#### DATA TO USE
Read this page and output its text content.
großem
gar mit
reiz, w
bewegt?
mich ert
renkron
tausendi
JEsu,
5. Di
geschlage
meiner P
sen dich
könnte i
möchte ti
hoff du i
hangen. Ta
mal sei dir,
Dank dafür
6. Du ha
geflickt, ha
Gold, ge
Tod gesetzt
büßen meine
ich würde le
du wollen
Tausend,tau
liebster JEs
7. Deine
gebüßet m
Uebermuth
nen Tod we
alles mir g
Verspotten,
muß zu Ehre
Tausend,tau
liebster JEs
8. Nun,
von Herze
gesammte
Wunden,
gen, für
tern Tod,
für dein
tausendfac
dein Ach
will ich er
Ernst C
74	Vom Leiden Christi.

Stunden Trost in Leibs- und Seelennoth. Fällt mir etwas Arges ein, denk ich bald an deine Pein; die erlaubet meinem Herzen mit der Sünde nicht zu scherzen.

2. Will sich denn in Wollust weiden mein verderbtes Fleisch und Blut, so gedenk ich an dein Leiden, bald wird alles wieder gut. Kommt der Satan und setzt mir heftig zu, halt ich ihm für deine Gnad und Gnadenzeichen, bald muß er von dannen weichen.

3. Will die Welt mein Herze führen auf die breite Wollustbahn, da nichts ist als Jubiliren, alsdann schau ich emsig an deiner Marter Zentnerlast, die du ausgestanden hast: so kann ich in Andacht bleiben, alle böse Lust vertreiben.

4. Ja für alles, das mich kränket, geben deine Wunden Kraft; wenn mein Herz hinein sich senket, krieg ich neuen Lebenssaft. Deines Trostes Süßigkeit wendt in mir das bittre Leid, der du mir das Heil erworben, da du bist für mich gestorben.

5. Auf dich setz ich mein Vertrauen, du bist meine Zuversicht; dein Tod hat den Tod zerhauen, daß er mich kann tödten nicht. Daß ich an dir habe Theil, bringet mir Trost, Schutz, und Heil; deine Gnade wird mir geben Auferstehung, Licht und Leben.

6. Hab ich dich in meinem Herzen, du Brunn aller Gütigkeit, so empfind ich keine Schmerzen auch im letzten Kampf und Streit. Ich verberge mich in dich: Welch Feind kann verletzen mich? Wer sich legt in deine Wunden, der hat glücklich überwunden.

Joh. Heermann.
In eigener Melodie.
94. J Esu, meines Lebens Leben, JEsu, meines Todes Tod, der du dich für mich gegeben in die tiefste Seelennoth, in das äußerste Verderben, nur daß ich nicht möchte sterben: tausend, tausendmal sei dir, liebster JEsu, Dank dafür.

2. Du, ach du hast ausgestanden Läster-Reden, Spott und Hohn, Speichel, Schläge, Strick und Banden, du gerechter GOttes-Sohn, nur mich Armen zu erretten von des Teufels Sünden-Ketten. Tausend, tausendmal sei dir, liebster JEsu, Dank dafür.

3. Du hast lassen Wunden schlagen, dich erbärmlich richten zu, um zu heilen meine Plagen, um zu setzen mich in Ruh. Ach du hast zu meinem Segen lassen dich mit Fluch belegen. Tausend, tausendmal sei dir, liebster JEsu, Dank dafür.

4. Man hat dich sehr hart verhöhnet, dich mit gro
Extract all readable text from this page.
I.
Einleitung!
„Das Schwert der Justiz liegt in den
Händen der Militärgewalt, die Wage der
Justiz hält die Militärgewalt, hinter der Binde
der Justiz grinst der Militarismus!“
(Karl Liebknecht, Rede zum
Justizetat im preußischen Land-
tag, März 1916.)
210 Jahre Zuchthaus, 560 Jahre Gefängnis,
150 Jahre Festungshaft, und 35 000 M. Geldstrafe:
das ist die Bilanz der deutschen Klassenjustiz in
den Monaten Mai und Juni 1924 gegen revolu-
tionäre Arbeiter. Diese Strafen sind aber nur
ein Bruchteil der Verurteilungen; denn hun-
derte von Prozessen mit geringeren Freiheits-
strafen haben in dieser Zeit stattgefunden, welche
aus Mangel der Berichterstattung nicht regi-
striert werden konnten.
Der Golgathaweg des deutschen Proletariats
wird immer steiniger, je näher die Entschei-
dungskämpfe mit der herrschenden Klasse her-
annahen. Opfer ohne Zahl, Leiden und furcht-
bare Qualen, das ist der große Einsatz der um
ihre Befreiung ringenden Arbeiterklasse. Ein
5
########
REQUEST: State how many lines in the entries above include the word "kann"; reply with the number alone.

WORKED SOLUTION: 3